Data excerpts:
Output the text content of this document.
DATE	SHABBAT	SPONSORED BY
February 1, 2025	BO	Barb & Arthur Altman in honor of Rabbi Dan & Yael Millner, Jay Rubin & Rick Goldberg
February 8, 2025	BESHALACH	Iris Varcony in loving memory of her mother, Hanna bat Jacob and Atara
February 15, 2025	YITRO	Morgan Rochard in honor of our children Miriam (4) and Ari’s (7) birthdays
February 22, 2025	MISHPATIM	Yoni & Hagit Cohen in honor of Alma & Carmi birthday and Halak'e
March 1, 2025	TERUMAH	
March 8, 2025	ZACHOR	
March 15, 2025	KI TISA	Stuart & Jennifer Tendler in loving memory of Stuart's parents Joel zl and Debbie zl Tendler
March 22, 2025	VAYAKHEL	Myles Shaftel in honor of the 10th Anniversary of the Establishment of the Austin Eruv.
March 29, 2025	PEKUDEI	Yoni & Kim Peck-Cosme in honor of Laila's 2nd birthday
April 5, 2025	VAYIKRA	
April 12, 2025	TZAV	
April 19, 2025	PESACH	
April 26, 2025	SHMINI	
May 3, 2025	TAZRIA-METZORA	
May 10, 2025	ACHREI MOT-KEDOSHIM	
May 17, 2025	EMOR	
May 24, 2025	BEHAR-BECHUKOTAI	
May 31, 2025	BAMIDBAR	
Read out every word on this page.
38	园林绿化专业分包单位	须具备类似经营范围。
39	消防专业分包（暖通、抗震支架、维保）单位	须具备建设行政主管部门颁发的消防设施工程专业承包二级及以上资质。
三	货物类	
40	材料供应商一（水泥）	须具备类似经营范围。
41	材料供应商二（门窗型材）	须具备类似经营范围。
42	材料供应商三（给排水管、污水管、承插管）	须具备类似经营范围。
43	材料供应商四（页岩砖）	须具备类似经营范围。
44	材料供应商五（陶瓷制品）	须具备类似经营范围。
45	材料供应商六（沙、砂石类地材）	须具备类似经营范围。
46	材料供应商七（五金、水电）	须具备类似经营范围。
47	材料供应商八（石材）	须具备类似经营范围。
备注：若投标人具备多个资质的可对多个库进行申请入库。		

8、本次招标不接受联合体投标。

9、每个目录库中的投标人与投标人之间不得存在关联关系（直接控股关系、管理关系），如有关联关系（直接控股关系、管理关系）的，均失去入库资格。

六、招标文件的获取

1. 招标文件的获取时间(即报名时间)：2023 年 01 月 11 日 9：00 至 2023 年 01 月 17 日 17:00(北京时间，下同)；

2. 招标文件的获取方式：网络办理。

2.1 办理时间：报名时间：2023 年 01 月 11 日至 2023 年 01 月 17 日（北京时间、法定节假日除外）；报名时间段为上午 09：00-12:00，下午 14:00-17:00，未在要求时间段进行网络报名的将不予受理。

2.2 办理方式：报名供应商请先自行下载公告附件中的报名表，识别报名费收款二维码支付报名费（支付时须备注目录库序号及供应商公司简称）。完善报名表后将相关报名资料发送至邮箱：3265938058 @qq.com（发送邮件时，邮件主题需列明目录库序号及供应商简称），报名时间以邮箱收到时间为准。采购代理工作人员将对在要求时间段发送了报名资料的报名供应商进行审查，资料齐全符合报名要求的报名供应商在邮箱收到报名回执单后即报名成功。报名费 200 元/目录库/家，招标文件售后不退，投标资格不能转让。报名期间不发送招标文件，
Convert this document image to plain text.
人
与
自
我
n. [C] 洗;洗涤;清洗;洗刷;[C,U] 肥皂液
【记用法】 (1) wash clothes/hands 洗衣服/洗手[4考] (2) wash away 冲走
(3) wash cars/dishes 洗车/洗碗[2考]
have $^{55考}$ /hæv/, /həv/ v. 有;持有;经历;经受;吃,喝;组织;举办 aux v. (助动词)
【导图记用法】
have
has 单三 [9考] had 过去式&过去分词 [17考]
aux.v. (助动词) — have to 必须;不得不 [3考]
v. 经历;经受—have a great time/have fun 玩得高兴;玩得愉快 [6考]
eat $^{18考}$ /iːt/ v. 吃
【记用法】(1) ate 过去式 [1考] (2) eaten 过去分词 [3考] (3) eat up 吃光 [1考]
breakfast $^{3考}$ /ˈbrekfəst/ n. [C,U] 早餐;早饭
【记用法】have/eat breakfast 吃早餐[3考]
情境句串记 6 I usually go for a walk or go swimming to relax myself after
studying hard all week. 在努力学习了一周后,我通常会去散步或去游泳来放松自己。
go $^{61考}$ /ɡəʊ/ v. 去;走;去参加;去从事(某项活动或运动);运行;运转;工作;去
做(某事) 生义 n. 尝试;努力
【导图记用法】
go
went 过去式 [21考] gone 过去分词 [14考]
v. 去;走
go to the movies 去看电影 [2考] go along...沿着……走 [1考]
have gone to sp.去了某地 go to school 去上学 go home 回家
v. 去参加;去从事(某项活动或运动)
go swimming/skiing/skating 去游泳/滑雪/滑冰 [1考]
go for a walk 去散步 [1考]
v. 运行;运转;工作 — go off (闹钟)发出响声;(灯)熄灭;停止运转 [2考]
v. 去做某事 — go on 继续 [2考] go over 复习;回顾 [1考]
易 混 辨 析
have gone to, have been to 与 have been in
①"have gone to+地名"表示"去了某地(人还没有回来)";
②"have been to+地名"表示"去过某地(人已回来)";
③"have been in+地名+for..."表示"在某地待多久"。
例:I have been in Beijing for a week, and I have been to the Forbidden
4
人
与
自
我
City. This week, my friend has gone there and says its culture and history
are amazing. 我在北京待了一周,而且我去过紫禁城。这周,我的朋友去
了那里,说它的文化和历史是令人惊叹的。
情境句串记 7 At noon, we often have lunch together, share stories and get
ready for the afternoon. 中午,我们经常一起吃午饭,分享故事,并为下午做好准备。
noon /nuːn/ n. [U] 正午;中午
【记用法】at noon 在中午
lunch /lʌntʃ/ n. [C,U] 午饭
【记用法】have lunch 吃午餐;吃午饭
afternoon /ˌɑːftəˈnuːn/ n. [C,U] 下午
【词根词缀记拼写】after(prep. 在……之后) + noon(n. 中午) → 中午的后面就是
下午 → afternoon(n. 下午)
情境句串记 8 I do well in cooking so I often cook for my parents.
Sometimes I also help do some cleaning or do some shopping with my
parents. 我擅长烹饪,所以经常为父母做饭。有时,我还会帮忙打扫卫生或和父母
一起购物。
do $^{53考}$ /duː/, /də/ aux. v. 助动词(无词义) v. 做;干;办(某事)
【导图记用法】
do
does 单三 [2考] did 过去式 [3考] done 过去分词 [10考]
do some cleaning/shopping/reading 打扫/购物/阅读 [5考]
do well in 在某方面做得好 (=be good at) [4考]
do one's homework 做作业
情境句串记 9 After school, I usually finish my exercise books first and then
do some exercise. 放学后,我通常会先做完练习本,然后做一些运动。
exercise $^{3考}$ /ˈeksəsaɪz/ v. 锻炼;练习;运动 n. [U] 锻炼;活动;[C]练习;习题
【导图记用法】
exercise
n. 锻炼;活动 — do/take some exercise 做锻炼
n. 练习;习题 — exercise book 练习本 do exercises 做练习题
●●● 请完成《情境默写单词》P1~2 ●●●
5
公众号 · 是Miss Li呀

=== Directive ===
Report the count of lines in the entries that contain the string "去了某地", and nothing besides it.

=== Finished answer ===
2